- _What you are asked to do_: Find the lines that contain the word "time" and copy each one.

Data excerpts
########

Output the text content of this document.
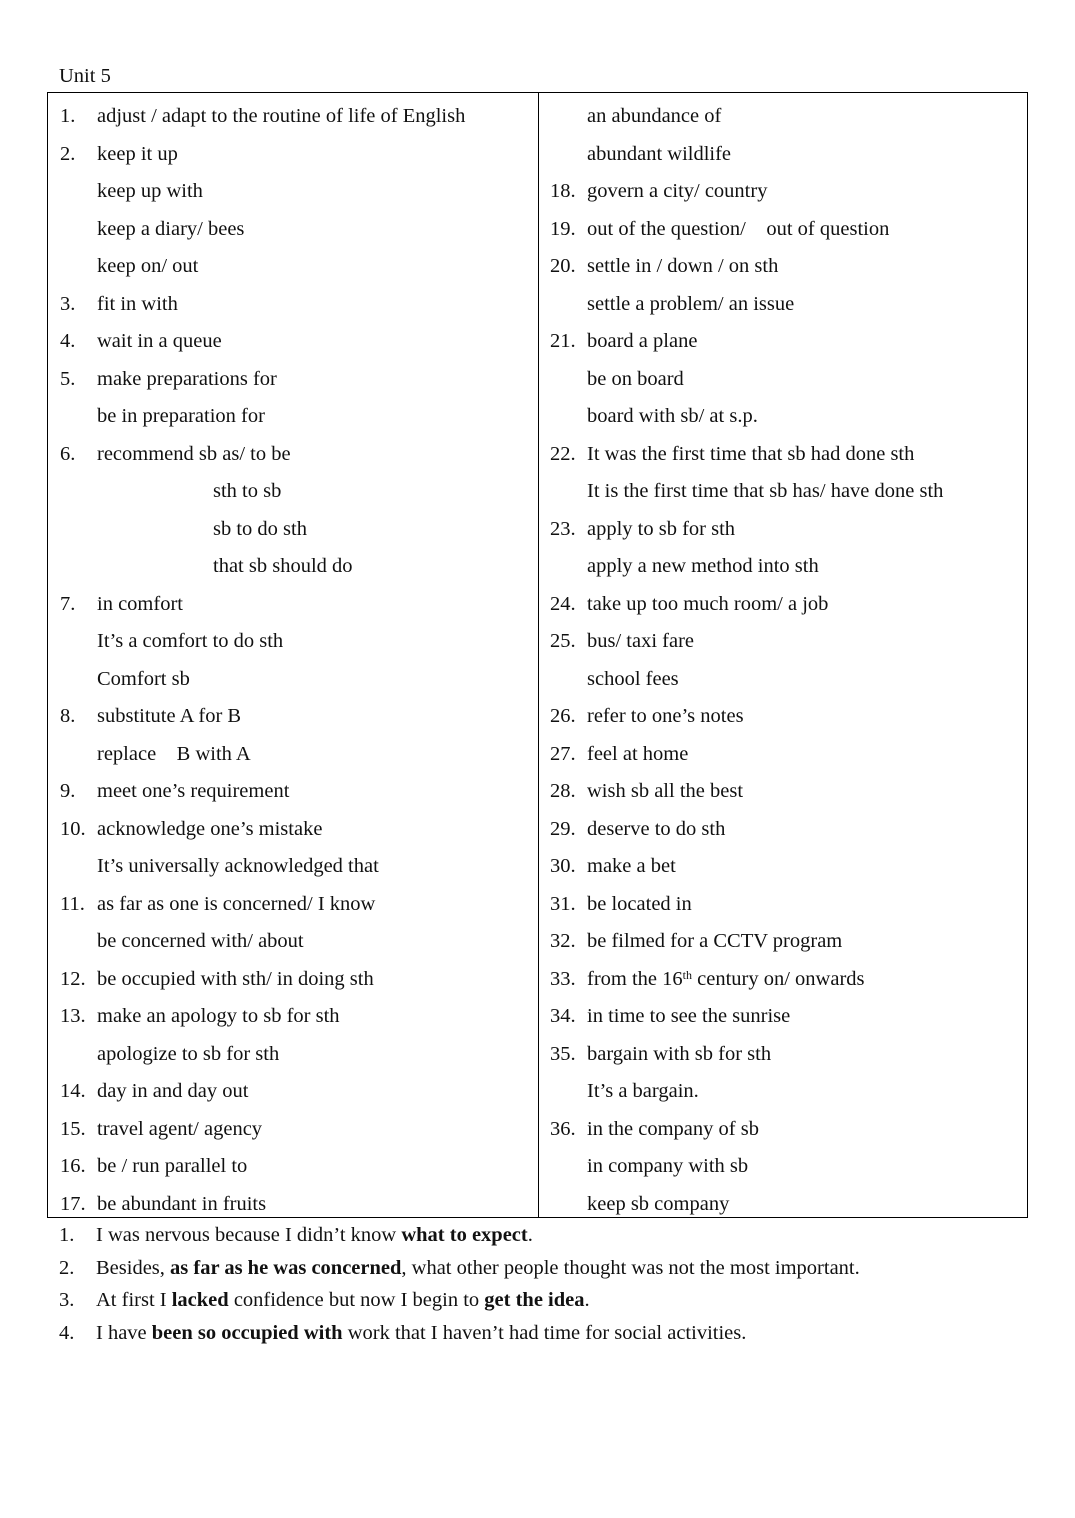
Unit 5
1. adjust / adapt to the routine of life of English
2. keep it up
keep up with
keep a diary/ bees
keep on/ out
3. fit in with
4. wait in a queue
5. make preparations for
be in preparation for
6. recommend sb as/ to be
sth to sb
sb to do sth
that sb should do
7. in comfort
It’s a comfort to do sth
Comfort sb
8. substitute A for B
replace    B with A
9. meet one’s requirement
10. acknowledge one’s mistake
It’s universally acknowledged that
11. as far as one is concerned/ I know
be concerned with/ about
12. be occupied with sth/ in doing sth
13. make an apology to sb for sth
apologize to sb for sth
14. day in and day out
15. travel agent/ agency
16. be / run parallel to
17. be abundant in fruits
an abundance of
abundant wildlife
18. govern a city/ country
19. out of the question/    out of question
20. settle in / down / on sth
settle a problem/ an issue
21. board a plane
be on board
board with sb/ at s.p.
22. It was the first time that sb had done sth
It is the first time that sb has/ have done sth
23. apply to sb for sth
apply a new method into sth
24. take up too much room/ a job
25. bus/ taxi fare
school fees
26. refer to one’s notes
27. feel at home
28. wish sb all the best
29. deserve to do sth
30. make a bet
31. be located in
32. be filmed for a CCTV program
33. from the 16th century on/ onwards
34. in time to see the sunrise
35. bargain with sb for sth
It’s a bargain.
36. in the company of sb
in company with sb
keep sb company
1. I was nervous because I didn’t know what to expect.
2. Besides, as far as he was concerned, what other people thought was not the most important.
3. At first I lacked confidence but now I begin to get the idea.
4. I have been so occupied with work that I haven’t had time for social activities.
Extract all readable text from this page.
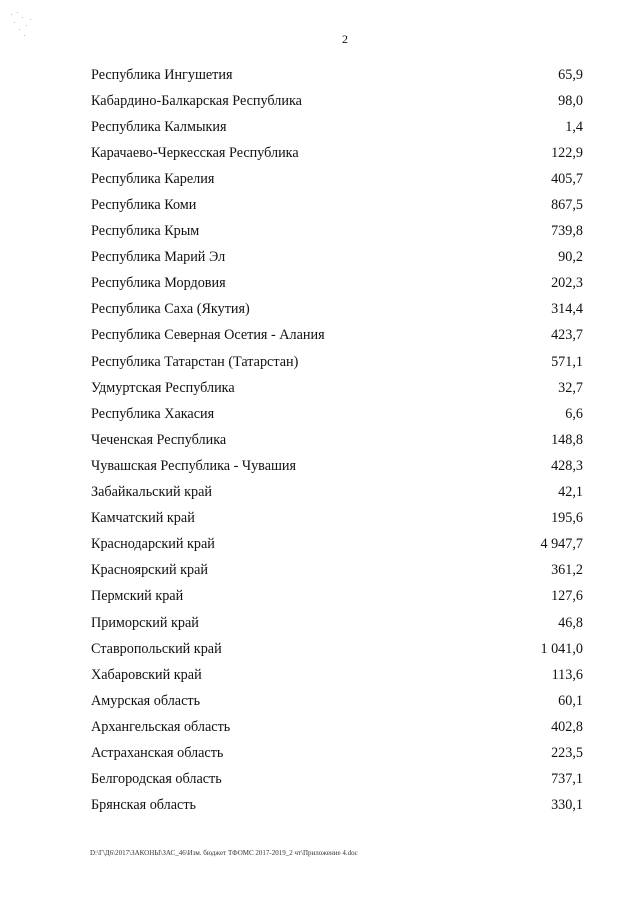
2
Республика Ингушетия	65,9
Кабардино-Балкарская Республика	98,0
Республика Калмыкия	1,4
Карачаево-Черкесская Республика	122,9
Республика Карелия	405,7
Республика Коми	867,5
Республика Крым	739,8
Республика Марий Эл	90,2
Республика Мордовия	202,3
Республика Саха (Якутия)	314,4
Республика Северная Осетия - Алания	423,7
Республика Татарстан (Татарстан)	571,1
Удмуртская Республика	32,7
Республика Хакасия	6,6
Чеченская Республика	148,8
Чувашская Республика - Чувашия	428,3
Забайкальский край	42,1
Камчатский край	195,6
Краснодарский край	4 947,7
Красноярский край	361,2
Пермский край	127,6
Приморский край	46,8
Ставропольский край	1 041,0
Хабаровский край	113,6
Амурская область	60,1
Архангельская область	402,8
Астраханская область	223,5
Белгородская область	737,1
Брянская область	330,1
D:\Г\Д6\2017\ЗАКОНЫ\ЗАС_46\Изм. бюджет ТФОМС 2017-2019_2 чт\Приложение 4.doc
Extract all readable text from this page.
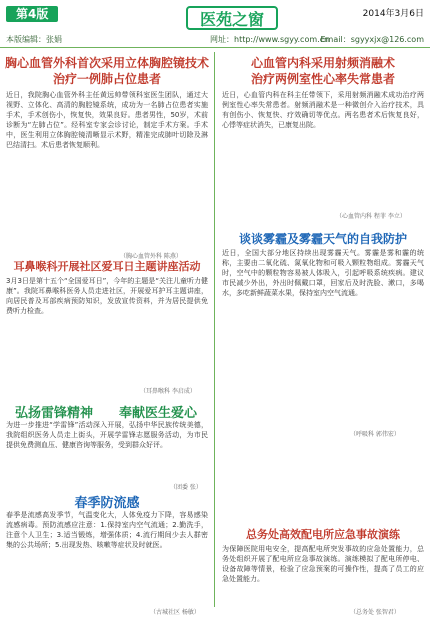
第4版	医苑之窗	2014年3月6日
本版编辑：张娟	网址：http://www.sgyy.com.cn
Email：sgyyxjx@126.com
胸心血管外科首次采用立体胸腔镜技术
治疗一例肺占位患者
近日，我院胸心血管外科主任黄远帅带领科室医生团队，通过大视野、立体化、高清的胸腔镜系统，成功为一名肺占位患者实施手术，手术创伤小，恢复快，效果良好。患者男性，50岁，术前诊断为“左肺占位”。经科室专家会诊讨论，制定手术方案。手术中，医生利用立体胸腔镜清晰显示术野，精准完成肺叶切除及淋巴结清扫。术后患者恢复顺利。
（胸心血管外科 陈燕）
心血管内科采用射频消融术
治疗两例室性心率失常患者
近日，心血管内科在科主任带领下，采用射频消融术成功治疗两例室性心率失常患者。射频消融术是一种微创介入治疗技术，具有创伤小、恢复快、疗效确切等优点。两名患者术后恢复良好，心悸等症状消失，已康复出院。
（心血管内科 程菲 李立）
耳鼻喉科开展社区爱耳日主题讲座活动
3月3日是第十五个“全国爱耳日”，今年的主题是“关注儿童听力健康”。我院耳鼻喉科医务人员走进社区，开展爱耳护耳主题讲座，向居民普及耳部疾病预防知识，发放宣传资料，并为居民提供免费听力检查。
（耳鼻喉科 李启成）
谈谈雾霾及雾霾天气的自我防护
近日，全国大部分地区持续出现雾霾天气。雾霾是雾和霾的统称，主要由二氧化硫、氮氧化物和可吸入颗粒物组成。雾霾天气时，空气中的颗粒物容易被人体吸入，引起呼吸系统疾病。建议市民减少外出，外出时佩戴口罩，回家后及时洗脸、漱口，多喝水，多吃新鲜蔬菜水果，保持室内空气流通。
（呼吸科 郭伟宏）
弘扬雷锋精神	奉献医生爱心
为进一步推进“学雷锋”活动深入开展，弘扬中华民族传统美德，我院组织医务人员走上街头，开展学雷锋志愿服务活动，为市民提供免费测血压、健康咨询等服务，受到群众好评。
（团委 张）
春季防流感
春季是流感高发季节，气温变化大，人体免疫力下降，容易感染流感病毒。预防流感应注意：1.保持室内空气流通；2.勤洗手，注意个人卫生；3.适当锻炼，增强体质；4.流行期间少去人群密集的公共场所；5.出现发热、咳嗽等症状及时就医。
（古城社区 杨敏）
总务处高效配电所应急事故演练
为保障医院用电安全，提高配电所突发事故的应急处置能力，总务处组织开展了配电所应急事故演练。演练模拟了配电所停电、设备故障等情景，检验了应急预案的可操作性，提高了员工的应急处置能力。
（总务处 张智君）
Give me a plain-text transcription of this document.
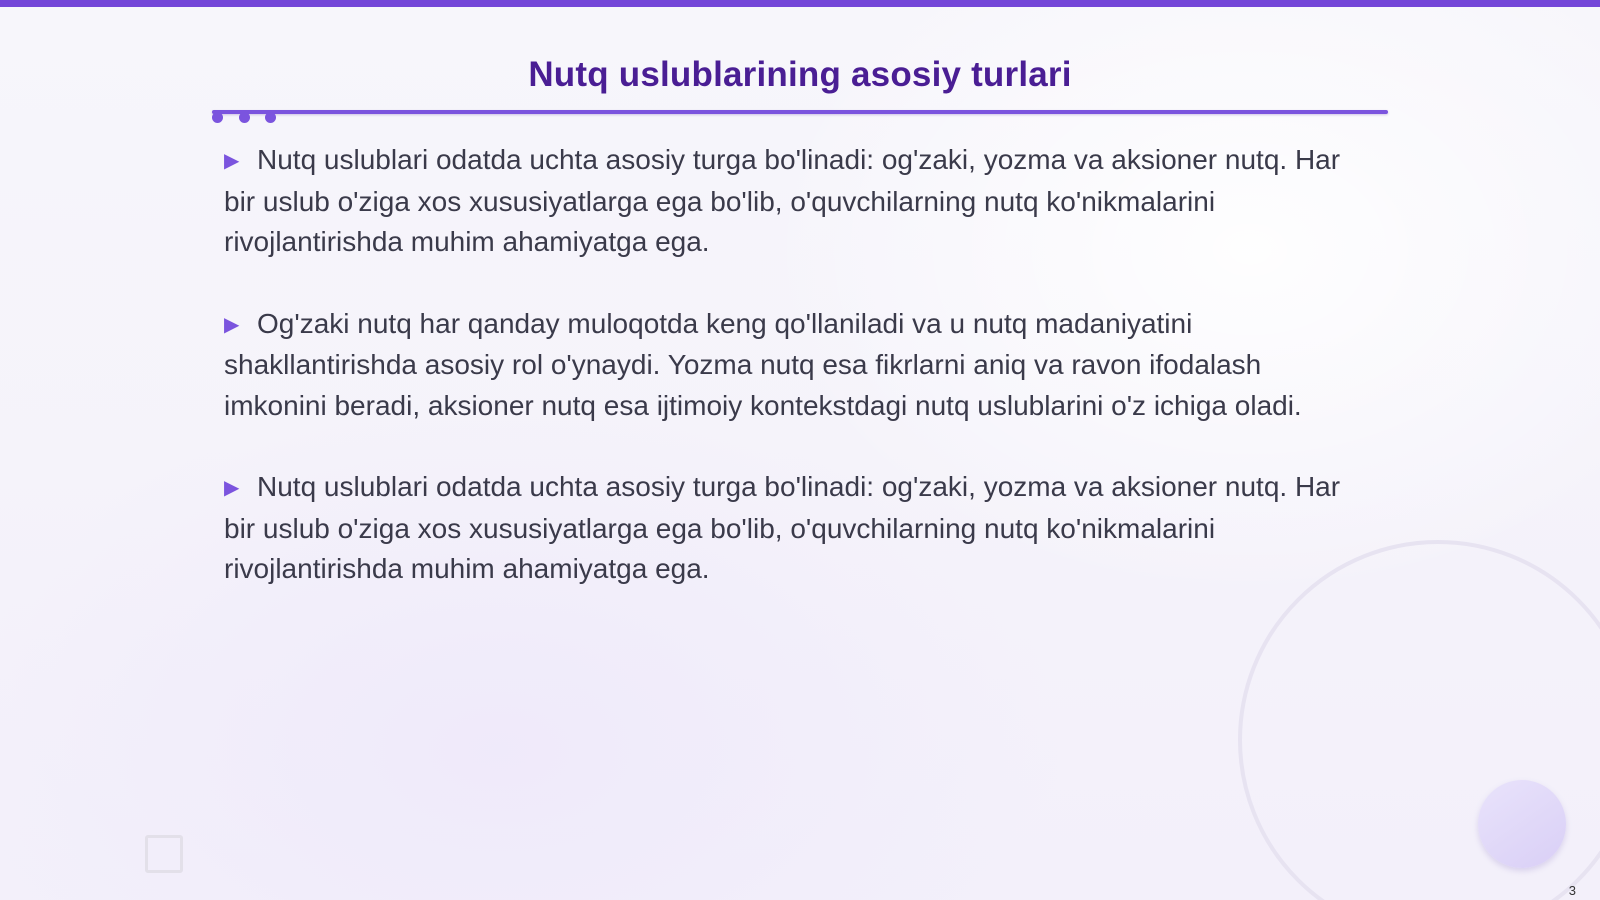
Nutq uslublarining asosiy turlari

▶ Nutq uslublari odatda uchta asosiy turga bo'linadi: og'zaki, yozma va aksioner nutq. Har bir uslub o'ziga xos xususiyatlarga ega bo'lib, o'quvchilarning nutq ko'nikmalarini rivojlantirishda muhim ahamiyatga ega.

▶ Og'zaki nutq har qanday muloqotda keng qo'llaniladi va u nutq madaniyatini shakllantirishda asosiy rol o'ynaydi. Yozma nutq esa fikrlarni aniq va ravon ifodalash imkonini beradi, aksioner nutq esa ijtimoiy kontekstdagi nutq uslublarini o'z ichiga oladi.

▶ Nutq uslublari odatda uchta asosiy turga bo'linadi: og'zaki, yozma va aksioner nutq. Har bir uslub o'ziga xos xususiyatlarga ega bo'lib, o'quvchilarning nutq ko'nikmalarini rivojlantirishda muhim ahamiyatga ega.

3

########

- _Correct output_:
22. It was the first time that sb had done sth
It is the first time that sb has/ have done sth
34. in time to see the sunrise
4. I have been so occupied with work that I haven’t had time for social activities.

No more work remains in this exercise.